• YOUR TASK:
Copy the dialogue starting at the words "Angela: Hemorrhoids?" and stopping after "or a duster.", changing "broom" to "mop".

• EXCERPTED TEXT:
-*-

Angela: Oh, I show up and you start pretending to work?
Elma: What do you want? If all you want to do is fight with me, go away.
Angela: Come to think of it, you're always standing instead of sitting. Are you sick or something? Do you have hemo...
Elma: Stop! That's enough!
Elma: Of course I don't have anything like that. And it hurts me that you would think that about me.
Tude: Huh? What kind of disease is that? If she can't sit and it starts with hemo...
Angela: Hemorrhoids?
Elma: Stop it! I was cleaning my office before you came in. This place was really dusty.
Angela: Why did you decide to clean after we came here? And you're not even holding anything in your hands! You know, things like a broom or a duster.
Elma: Do you really want to know? Why don't you buy me one then?
Angela: Does the Miscellaneous Store have them?
Elma: If you're that bored, go see Miscellaneous Merchant Henry. He sells all kinds of stuff, so he must have some dusters too.

-*-

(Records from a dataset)
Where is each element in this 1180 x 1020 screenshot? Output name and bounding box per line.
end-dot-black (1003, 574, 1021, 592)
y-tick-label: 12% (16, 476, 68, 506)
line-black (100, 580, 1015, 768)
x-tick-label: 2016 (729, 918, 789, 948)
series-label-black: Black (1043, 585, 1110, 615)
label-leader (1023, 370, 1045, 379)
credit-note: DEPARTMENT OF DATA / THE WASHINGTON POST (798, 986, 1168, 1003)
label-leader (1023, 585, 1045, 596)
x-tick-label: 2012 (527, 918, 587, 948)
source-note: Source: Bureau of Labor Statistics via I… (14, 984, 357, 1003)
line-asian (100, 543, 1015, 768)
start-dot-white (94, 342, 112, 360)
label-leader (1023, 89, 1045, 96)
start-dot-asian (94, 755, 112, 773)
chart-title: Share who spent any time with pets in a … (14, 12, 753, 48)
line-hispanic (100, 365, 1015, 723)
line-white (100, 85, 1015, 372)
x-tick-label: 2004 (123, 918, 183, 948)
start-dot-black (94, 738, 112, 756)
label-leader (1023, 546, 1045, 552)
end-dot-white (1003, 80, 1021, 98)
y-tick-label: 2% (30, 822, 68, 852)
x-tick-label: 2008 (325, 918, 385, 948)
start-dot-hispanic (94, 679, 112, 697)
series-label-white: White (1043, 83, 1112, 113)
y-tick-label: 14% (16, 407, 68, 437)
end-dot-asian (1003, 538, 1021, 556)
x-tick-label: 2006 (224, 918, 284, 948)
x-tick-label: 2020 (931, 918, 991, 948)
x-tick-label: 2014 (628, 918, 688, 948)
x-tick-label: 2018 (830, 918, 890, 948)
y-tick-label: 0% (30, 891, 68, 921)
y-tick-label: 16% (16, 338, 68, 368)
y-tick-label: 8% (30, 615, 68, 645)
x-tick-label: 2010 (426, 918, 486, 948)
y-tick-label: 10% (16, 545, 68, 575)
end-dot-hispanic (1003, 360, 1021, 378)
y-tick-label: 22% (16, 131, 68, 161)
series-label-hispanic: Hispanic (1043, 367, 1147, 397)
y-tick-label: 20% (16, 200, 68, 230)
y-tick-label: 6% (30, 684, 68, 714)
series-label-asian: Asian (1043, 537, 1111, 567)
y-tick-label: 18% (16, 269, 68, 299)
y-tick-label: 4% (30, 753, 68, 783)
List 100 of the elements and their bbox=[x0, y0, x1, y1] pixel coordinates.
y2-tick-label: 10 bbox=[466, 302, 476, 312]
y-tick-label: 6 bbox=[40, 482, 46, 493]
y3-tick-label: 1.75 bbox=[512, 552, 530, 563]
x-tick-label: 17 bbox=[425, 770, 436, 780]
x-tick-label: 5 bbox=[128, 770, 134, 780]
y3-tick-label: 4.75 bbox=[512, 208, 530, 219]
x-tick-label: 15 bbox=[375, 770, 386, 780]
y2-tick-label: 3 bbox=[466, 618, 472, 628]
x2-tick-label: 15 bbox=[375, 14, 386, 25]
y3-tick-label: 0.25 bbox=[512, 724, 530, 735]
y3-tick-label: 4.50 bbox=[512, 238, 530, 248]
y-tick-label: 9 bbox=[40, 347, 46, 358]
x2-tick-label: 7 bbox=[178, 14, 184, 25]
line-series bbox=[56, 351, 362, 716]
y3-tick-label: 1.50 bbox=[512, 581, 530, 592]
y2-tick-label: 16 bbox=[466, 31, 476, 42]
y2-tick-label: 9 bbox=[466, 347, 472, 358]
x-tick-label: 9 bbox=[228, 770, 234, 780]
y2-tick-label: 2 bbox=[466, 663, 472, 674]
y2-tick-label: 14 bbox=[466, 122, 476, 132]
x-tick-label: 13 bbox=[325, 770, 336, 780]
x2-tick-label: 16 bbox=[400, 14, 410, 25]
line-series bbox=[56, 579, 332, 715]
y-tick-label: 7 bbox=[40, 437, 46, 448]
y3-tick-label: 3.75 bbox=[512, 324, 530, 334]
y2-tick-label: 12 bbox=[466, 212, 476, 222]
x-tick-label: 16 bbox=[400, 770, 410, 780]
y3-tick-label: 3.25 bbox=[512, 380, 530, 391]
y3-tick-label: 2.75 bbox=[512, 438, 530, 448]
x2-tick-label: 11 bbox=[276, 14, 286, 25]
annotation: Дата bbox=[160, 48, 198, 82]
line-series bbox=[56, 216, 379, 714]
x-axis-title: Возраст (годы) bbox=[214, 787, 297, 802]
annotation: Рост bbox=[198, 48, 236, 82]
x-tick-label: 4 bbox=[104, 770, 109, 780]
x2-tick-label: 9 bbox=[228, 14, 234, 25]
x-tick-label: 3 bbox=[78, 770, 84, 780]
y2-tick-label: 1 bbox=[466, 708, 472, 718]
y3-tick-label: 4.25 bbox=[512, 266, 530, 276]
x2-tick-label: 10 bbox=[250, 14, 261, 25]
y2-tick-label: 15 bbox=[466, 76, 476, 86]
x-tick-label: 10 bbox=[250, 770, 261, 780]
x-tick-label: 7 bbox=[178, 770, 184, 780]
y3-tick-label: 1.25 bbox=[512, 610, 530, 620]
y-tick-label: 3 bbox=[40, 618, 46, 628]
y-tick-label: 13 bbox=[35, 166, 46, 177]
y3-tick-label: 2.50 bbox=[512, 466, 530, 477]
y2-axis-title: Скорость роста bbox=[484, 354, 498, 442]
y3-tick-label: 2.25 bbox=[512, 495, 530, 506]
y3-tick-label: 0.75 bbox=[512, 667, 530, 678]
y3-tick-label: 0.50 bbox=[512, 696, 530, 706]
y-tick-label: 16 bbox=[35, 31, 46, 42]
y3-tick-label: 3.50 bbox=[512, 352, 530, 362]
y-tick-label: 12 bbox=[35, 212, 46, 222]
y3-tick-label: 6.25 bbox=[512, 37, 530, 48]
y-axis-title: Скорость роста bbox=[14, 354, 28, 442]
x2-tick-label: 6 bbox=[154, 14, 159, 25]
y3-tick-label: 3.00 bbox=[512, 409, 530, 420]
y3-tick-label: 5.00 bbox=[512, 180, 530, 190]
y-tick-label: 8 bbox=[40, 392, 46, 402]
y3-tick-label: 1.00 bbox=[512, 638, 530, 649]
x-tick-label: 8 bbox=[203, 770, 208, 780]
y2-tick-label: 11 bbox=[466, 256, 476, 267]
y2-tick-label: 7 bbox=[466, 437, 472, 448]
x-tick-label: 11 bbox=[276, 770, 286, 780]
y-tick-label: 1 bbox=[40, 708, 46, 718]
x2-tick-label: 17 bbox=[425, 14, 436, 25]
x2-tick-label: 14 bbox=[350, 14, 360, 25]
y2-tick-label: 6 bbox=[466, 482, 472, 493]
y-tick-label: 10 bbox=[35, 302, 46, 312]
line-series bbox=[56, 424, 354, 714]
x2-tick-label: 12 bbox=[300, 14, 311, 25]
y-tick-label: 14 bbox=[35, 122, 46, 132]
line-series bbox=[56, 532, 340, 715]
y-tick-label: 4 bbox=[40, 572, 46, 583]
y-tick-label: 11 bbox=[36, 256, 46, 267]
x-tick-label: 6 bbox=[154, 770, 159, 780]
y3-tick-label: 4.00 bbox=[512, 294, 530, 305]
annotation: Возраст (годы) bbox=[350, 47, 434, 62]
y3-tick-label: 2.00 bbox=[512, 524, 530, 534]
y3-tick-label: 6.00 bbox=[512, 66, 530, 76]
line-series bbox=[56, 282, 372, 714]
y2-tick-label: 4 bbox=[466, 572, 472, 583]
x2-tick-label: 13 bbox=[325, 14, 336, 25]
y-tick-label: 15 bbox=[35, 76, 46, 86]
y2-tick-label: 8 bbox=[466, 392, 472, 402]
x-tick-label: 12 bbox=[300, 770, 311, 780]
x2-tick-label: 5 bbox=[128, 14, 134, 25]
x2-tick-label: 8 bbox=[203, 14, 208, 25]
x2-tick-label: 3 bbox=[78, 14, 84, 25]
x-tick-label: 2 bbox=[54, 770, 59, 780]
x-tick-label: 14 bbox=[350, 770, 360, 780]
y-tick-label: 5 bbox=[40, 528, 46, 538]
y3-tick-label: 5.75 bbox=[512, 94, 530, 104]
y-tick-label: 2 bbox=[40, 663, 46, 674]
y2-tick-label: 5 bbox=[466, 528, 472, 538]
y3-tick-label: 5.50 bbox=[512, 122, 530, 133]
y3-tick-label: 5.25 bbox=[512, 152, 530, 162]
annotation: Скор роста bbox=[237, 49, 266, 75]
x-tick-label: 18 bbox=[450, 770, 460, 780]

-*-

• ANSWER SECTION:
Angela: Hemorrhoids?
Elma: Stop it! I was cleaning my office before you came in. This place was really dusty.
Angela: Why did you decide to clean after we came here? And you're not even holding anything in your hands! You know, things like a mop or a duster.